Data entries

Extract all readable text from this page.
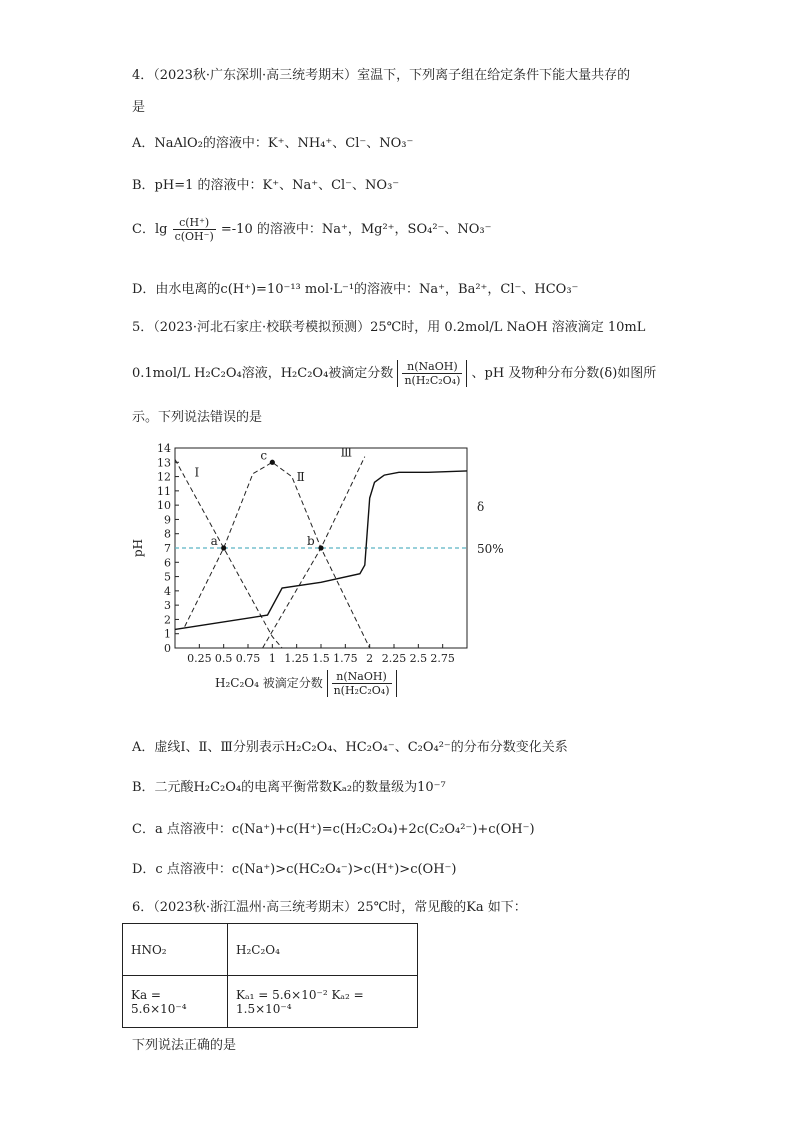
4．（2023秋·广东深圳·高三统考期末）室温下，下列离子组在给定条件下能大量共存的
是
A．NaAlO₂的溶液中：K⁺、NH₄⁺、Cl⁻、NO₃⁻
B．pH=1 的溶液中：K⁺、Na⁺、Cl⁻、NO₃⁻
C．$\lg \frac{c(H^+)}{c(OH^-)} =-10$ 的溶液中：Na⁺，Mg²⁺，SO₄²⁻、NO₃⁻
D．由水电离的c(H⁺)=10⁻¹³ mol·L⁻¹的溶液中：Na⁺，Ba²⁺，Cl⁻、HCO₃⁻
5．（2023·河北石家庄·校联考模拟预测）25℃时，用 0.2mol/L NaOH 溶液滴定 10mL
0.1mol/L H₂C₂O₄溶液，H₂C₂O₄被滴定分数 $\frac{\text{n(NaOH)}}{\text{n(H₂C₂O₄)}}$ 、pH 及物种分布分数(δ)如图所
示。下列说法错误的是
0
1
2
3
4
5
6
7
8
9
10
11
12
13
14
0.25 0.5 0.75 1 1.25 1.5 1.75 2 2.25 2.5 2.75
pH
δ
50%
Ⅰ	Ⅱ
Ⅲ
a	b
c
H₂C₂O₄ 被滴定分数 $\frac{\text{n(NaOH)}}{\text{n(H₂C₂O₄)}}$
A．虚线Ⅰ、Ⅱ、Ⅲ分别表示H₂C₂O₄、HC₂O₄⁻、C₂O₄²⁻的分布分数变化关系
B．二元酸H₂C₂O₄的电离平衡常数Kₐ₂的数量级为10⁻⁷
C．a 点溶液中：c(Na⁺)+c(H⁺)=c(H₂C₂O₄)+2c(C₂O₄²⁻)+c(OH⁻)
D．c 点溶液中：c(Na⁺)>c(HC₂O₄⁻)>c(H⁺)>c(OH⁻)
6．（2023秋·浙江温州·高三统考期末）25℃时，常见酸的Ka 如下：
HNO₂	H₂C₂O₄
Ka = 5.6×10⁻⁴	Kₐ₁ = 5.6×10⁻² Kₐ₂ = 1.5×10⁻⁴
下列说法正确的是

• [WORK REQUIRED]:
The data above should be repeated exactly, minus any pictures.

• [ANSWER TO THIS TASK]:
Extract all readable text from this page.
4．（2023秋·广东深圳·高三统考期末）室温下，下列离子组在给定条件下能大量共存的
是
A．NaAlO₂的溶液中：K⁺、NH₄⁺、Cl⁻、NO₃⁻
B．pH=1 的溶液中：K⁺、Na⁺、Cl⁻、NO₃⁻
C．$\lg \frac{c(H^+)}{c(OH^-)} =-10$ 的溶液中：Na⁺，Mg²⁺，SO₄²⁻、NO₃⁻
D．由水电离的c(H⁺)=10⁻¹³ mol·L⁻¹的溶液中：Na⁺，Ba²⁺，Cl⁻、HCO₃⁻
5．（2023·河北石家庄·校联考模拟预测）25℃时，用 0.2mol/L NaOH 溶液滴定 10mL
0.1mol/L H₂C₂O₄溶液，H₂C₂O₄被滴定分数 $\frac{\text{n(NaOH)}}{\text{n(H₂C₂O₄)}}$ 、pH 及物种分布分数(δ)如图所
示。下列说法错误的是
0
1
2
3
4
5
6
7
8
9
10
11
12
13
14
0.25 0.5 0.75 1 1.25 1.5 1.75 2 2.25 2.5 2.75
pH
δ
50%
Ⅰ	Ⅱ
Ⅲ
a	b
c
H₂C₂O₄ 被滴定分数 $\frac{\text{n(NaOH)}}{\text{n(H₂C₂O₄)}}$
A．虚线Ⅰ、Ⅱ、Ⅲ分别表示H₂C₂O₄、HC₂O₄⁻、C₂O₄²⁻的分布分数变化关系
B．二元酸H₂C₂O₄的电离平衡常数Kₐ₂的数量级为10⁻⁷
C．a 点溶液中：c(Na⁺)+c(H⁺)=c(H₂C₂O₄)+2c(C₂O₄²⁻)+c(OH⁻)
D．c 点溶液中：c(Na⁺)>c(HC₂O₄⁻)>c(H⁺)>c(OH⁻)
6．（2023秋·浙江温州·高三统考期末）25℃时，常见酸的Ka 如下：
HNO₂	H₂C₂O₄
Ka = 5.6×10⁻⁴	Kₐ₁ = 5.6×10⁻² Kₐ₂ = 1.5×10⁻⁴
下列说法正确的是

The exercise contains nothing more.